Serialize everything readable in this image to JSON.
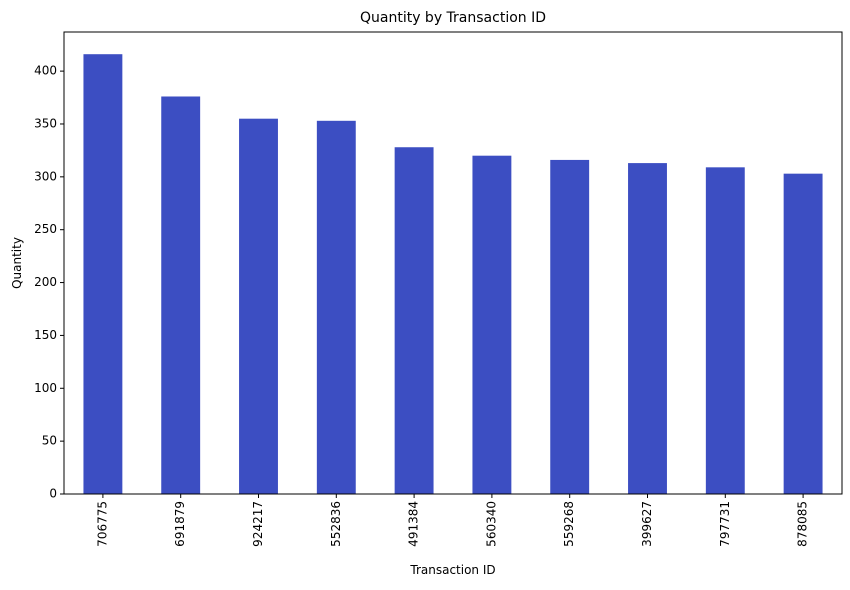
{
  "chart_data": {
    "type": "bar",
    "title": "Quantity by Transaction ID",
    "xlabel": "Transaction ID",
    "ylabel": "Quantity",
    "categories": [
      "706775",
      "691879",
      "924217",
      "552836",
      "491384",
      "560340",
      "559268",
      "399627",
      "797731",
      "878085"
    ],
    "values": [
      416,
      376,
      355,
      353,
      328,
      320,
      316,
      313,
      309,
      303
    ],
    "ylim": [
      0,
      437
    ],
    "yticks": [
      0,
      50,
      100,
      150,
      200,
      250,
      300,
      350,
      400
    ],
    "grid": false,
    "legend": "none",
    "bar_color": "#3c4ec2"
  }
}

----

Goal: All of the data above should be transcribed verbatim, with pictures omitted.

The answer:
Serialize everything readable in this image to JSON.
{
  "chart_data": {
    "type": "bar",
    "title": "Quantity by Transaction ID",
    "xlabel": "Transaction ID",
    "ylabel": "Quantity",
    "categories": [
      "706775",
      "691879",
      "924217",
      "552836",
      "491384",
      "560340",
      "559268",
      "399627",
      "797731",
      "878085"
    ],
    "values": [
      416,
      376,
      355,
      353,
      328,
      320,
      316,
      313,
      309,
      303
    ],
    "ylim": [
      0,
      437
    ],
    "yticks": [
      0,
      50,
      100,
      150,
      200,
      250,
      300,
      350,
      400
    ],
    "grid": false,
    "legend": "none",
    "bar_color": "#3c4ec2"
  }
}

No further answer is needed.